--- start of Given records ---

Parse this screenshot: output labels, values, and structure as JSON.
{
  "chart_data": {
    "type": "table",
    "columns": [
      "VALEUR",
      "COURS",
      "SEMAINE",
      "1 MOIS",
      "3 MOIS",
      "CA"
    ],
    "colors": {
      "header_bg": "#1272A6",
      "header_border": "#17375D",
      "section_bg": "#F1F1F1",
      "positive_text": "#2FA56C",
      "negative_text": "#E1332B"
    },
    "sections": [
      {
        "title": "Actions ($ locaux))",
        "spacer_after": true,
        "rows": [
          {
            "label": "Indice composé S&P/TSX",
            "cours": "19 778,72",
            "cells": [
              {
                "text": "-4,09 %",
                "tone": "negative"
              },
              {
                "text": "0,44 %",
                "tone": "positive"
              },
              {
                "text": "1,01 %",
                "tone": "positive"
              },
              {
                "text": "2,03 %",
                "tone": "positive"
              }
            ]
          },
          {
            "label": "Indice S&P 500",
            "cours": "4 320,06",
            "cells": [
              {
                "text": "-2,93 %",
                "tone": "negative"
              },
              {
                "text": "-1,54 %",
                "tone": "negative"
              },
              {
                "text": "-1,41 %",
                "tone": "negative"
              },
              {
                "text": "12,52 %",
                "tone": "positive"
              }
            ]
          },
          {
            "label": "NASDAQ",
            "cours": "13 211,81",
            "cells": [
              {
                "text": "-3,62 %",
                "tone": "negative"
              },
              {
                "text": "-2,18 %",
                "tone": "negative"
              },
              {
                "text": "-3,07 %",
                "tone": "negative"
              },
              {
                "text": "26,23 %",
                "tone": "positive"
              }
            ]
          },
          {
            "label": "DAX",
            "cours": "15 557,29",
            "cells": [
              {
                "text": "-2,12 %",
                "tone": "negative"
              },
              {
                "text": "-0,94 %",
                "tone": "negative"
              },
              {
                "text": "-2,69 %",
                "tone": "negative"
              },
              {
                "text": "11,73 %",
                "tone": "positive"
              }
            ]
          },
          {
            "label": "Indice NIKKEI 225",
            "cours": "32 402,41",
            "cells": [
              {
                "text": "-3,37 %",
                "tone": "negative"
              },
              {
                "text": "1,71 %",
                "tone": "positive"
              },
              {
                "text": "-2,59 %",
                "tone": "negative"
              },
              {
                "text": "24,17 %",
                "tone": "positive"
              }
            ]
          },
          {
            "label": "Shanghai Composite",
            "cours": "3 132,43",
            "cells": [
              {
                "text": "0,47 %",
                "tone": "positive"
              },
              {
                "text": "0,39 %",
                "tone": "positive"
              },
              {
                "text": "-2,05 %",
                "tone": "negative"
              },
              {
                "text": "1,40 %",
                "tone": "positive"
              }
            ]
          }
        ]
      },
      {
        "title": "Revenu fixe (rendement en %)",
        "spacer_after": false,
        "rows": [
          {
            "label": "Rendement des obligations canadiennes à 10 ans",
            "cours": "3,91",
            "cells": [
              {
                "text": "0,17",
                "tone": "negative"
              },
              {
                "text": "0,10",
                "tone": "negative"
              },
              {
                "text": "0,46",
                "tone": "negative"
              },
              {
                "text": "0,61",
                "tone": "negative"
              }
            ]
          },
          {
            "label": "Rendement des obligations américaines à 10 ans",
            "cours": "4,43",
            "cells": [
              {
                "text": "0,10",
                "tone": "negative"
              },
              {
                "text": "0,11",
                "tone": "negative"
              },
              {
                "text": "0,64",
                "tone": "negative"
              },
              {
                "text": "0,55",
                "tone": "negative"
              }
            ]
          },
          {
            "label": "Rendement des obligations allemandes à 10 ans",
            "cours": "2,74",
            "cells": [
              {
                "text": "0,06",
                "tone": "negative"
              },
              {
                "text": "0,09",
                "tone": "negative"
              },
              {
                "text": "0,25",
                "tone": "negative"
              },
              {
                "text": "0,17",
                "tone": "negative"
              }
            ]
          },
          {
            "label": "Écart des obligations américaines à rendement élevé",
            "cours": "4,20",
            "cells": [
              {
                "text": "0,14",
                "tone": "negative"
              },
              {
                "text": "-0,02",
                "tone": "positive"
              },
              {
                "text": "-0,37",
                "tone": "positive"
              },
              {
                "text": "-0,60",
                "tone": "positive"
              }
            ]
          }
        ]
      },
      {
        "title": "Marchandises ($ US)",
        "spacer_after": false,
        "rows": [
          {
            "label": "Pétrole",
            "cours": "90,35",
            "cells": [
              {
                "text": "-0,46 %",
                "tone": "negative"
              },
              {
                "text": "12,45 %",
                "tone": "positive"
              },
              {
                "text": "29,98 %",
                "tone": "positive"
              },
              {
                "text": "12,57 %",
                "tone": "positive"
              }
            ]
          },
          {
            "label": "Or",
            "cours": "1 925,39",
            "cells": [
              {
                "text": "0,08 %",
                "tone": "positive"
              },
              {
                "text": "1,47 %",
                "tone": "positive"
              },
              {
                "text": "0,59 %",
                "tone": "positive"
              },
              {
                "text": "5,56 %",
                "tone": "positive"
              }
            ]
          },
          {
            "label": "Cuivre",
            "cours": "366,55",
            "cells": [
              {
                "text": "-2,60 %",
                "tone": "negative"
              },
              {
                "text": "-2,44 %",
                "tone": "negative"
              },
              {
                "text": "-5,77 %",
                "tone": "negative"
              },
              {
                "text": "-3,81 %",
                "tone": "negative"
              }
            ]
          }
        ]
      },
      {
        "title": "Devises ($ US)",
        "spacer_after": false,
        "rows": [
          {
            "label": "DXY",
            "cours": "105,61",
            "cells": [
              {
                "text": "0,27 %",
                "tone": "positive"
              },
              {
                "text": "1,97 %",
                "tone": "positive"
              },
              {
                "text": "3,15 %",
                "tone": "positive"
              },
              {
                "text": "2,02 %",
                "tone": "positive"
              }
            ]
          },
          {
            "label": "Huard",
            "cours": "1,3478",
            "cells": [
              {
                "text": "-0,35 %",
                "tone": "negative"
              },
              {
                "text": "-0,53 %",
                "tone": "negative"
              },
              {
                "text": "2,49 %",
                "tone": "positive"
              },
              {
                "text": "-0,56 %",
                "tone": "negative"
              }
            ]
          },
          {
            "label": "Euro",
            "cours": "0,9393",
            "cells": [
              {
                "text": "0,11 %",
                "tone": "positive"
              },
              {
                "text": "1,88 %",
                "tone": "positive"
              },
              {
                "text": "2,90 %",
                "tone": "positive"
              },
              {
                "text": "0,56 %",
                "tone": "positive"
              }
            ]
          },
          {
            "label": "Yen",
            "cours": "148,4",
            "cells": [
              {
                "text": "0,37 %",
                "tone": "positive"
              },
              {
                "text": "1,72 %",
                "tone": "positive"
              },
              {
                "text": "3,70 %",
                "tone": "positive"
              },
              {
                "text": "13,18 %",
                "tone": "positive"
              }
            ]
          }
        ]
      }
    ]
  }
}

--- end of Given records ---

**Written problem:** Retype all of the material above with every character intact.

**Answer to this problem:**
Parse this screenshot: output labels, values, and structure as JSON.
{
  "chart_data": {
    "type": "table",
    "columns": [
      "VALEUR",
      "COURS",
      "SEMAINE",
      "1 MOIS",
      "3 MOIS",
      "CA"
    ],
    "colors": {
      "header_bg": "#1272A6",
      "header_border": "#17375D",
      "section_bg": "#F1F1F1",
      "positive_text": "#2FA56C",
      "negative_text": "#E1332B"
    },
    "sections": [
      {
        "title": "Actions ($ locaux))",
        "spacer_after": true,
        "rows": [
          {
            "label": "Indice composé S&P/TSX",
            "cours": "19 778,72",
            "cells": [
              {
                "text": "-4,09 %",
                "tone": "negative"
              },
              {
                "text": "0,44 %",
                "tone": "positive"
              },
              {
                "text": "1,01 %",
                "tone": "positive"
              },
              {
                "text": "2,03 %",
                "tone": "positive"
              }
            ]
          },
          {
            "label": "Indice S&P 500",
            "cours": "4 320,06",
            "cells": [
              {
                "text": "-2,93 %",
                "tone": "negative"
              },
              {
                "text": "-1,54 %",
                "tone": "negative"
              },
              {
                "text": "-1,41 %",
                "tone": "negative"
              },
              {
                "text": "12,52 %",
                "tone": "positive"
              }
            ]
          },
          {
            "label": "NASDAQ",
            "cours": "13 211,81",
            "cells": [
              {
                "text": "-3,62 %",
                "tone": "negative"
              },
              {
                "text": "-2,18 %",
                "tone": "negative"
              },
              {
                "text": "-3,07 %",
                "tone": "negative"
              },
              {
                "text": "26,23 %",
                "tone": "positive"
              }
            ]
          },
          {
            "label": "DAX",
            "cours": "15 557,29",
            "cells": [
              {
                "text": "-2,12 %",
                "tone": "negative"
              },
              {
                "text": "-0,94 %",
                "tone": "negative"
              },
              {
                "text": "-2,69 %",
                "tone": "negative"
              },
              {
                "text": "11,73 %",
                "tone": "positive"
              }
            ]
          },
          {
            "label": "Indice NIKKEI 225",
            "cours": "32 402,41",
            "cells": [
              {
                "text": "-3,37 %",
                "tone": "negative"
              },
              {
                "text": "1,71 %",
                "tone": "positive"
              },
              {
                "text": "-2,59 %",
                "tone": "negative"
              },
              {
                "text": "24,17 %",
                "tone": "positive"
              }
            ]
          },
          {
            "label": "Shanghai Composite",
            "cours": "3 132,43",
            "cells": [
              {
                "text": "0,47 %",
                "tone": "positive"
              },
              {
                "text": "0,39 %",
                "tone": "positive"
              },
              {
                "text": "-2,05 %",
                "tone": "negative"
              },
              {
                "text": "1,40 %",
                "tone": "positive"
              }
            ]
          }
        ]
      },
      {
        "title": "Revenu fixe (rendement en %)",
        "spacer_after": false,
        "rows": [
          {
            "label": "Rendement des obligations canadiennes à 10 ans",
            "cours": "3,91",
            "cells": [
              {
                "text": "0,17",
                "tone": "negative"
              },
              {
                "text": "0,10",
                "tone": "negative"
              },
              {
                "text": "0,46",
                "tone": "negative"
              },
              {
                "text": "0,61",
                "tone": "negative"
              }
            ]
          },
          {
            "label": "Rendement des obligations américaines à 10 ans",
            "cours": "4,43",
            "cells": [
              {
                "text": "0,10",
                "tone": "negative"
              },
              {
                "text": "0,11",
                "tone": "negative"
              },
              {
                "text": "0,64",
                "tone": "negative"
              },
              {
                "text": "0,55",
                "tone": "negative"
              }
            ]
          },
          {
            "label": "Rendement des obligations allemandes à 10 ans",
            "cours": "2,74",
            "cells": [
              {
                "text": "0,06",
                "tone": "negative"
              },
              {
                "text": "0,09",
                "tone": "negative"
              },
              {
                "text": "0,25",
                "tone": "negative"
              },
              {
                "text": "0,17",
                "tone": "negative"
              }
            ]
          },
          {
            "label": "Écart des obligations américaines à rendement élevé",
            "cours": "4,20",
            "cells": [
              {
                "text": "0,14",
                "tone": "negative"
              },
              {
                "text": "-0,02",
                "tone": "positive"
              },
              {
                "text": "-0,37",
                "tone": "positive"
              },
              {
                "text": "-0,60",
                "tone": "positive"
              }
            ]
          }
        ]
      },
      {
        "title": "Marchandises ($ US)",
        "spacer_after": false,
        "rows": [
          {
            "label": "Pétrole",
            "cours": "90,35",
            "cells": [
              {
                "text": "-0,46 %",
                "tone": "negative"
              },
              {
                "text": "12,45 %",
                "tone": "positive"
              },
              {
                "text": "29,98 %",
                "tone": "positive"
              },
              {
                "text": "12,57 %",
                "tone": "positive"
              }
            ]
          },
          {
            "label": "Or",
            "cours": "1 925,39",
            "cells": [
              {
                "text": "0,08 %",
                "tone": "positive"
              },
              {
                "text": "1,47 %",
                "tone": "positive"
              },
              {
                "text": "0,59 %",
                "tone": "positive"
              },
              {
                "text": "5,56 %",
                "tone": "positive"
              }
            ]
          },
          {
            "label": "Cuivre",
            "cours": "366,55",
            "cells": [
              {
                "text": "-2,60 %",
                "tone": "negative"
              },
              {
                "text": "-2,44 %",
                "tone": "negative"
              },
              {
                "text": "-5,77 %",
                "tone": "negative"
              },
              {
                "text": "-3,81 %",
                "tone": "negative"
              }
            ]
          }
        ]
      },
      {
        "title": "Devises ($ US)",
        "spacer_after": false,
        "rows": [
          {
            "label": "DXY",
            "cours": "105,61",
            "cells": [
              {
                "text": "0,27 %",
                "tone": "positive"
              },
              {
                "text": "1,97 %",
                "tone": "positive"
              },
              {
                "text": "3,15 %",
                "tone": "positive"
              },
              {
                "text": "2,02 %",
                "tone": "positive"
              }
            ]
          },
          {
            "label": "Huard",
            "cours": "1,3478",
            "cells": [
              {
                "text": "-0,35 %",
                "tone": "negative"
              },
              {
                "text": "-0,53 %",
                "tone": "negative"
              },
              {
                "text": "2,49 %",
                "tone": "positive"
              },
              {
                "text": "-0,56 %",
                "tone": "negative"
              }
            ]
          },
          {
            "label": "Euro",
            "cours": "0,9393",
            "cells": [
              {
                "text": "0,11 %",
                "tone": "positive"
              },
              {
                "text": "1,88 %",
                "tone": "positive"
              },
              {
                "text": "2,90 %",
                "tone": "positive"
              },
              {
                "text": "0,56 %",
                "tone": "positive"
              }
            ]
          },
          {
            "label": "Yen",
            "cours": "148,4",
            "cells": [
              {
                "text": "0,37 %",
                "tone": "positive"
              },
              {
                "text": "1,72 %",
                "tone": "positive"
              },
              {
                "text": "3,70 %",
                "tone": "positive"
              },
              {
                "text": "13,18 %",
                "tone": "positive"
              }
            ]
          }
        ]
      }
    ]
  }
}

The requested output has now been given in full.